→ STATED TASK:
Can you transcribe every record below exactly as it appears?

Raw records
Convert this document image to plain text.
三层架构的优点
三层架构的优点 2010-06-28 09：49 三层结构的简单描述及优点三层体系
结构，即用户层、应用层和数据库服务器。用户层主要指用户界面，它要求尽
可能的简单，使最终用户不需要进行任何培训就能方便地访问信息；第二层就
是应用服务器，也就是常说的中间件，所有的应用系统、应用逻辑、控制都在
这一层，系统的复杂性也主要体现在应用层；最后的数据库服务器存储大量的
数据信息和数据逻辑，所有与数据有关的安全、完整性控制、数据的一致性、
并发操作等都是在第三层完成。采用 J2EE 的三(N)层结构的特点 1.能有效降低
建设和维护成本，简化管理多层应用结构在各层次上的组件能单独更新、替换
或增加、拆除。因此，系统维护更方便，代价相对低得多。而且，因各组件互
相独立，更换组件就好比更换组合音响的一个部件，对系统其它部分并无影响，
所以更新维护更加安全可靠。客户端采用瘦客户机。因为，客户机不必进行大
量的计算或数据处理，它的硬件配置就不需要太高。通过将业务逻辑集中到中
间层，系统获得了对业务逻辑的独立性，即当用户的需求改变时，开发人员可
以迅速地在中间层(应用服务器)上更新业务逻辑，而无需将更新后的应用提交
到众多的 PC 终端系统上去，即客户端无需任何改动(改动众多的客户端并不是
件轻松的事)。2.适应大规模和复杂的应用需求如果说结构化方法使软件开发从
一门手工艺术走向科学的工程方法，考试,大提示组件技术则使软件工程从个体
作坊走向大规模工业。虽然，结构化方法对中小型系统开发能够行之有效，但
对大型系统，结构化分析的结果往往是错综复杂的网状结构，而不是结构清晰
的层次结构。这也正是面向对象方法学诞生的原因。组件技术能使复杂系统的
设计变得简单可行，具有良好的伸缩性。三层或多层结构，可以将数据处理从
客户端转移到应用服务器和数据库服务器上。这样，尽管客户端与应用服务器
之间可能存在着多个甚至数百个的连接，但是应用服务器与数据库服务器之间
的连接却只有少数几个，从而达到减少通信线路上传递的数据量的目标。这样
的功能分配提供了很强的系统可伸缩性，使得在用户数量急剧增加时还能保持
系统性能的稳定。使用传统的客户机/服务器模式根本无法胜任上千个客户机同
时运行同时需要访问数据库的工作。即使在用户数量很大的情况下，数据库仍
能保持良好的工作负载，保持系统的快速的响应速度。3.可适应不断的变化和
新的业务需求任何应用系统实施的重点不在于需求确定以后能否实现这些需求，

→ SOLUTION FOR THIS TASK:
Convert this document image to plain text.
三层架构的优点
三层架构的优点 2010-06-28 09：49 三层结构的简单描述及优点三层体系
结构，即用户层、应用层和数据库服务器。用户层主要指用户界面，它要求尽
可能的简单，使最终用户不需要进行任何培训就能方便地访问信息；第二层就
是应用服务器，也就是常说的中间件，所有的应用系统、应用逻辑、控制都在
这一层，系统的复杂性也主要体现在应用层；最后的数据库服务器存储大量的
数据信息和数据逻辑，所有与数据有关的安全、完整性控制、数据的一致性、
并发操作等都是在第三层完成。采用 J2EE 的三(N)层结构的特点 1.能有效降低
建设和维护成本，简化管理多层应用结构在各层次上的组件能单独更新、替换
或增加、拆除。因此，系统维护更方便，代价相对低得多。而且，因各组件互
相独立，更换组件就好比更换组合音响的一个部件，对系统其它部分并无影响，
所以更新维护更加安全可靠。客户端采用瘦客户机。因为，客户机不必进行大
量的计算或数据处理，它的硬件配置就不需要太高。通过将业务逻辑集中到中
间层，系统获得了对业务逻辑的独立性，即当用户的需求改变时，开发人员可
以迅速地在中间层(应用服务器)上更新业务逻辑，而无需将更新后的应用提交
到众多的 PC 终端系统上去，即客户端无需任何改动(改动众多的客户端并不是
件轻松的事)。2.适应大规模和复杂的应用需求如果说结构化方法使软件开发从
一门手工艺术走向科学的工程方法，考试,大提示组件技术则使软件工程从个体
作坊走向大规模工业。虽然，结构化方法对中小型系统开发能够行之有效，但
对大型系统，结构化分析的结果往往是错综复杂的网状结构，而不是结构清晰
的层次结构。这也正是面向对象方法学诞生的原因。组件技术能使复杂系统的
设计变得简单可行，具有良好的伸缩性。三层或多层结构，可以将数据处理从
客户端转移到应用服务器和数据库服务器上。这样，尽管客户端与应用服务器
之间可能存在着多个甚至数百个的连接，但是应用服务器与数据库服务器之间
的连接却只有少数几个，从而达到减少通信线路上传递的数据量的目标。这样
的功能分配提供了很强的系统可伸缩性，使得在用户数量急剧增加时还能保持
系统性能的稳定。使用传统的客户机/服务器模式根本无法胜任上千个客户机同
时运行同时需要访问数据库的工作。即使在用户数量很大的情况下，数据库仍
能保持良好的工作负载，保持系统的快速的响应速度。3.可适应不断的变化和
新的业务需求任何应用系统实施的重点不在于需求确定以后能否实现这些需求，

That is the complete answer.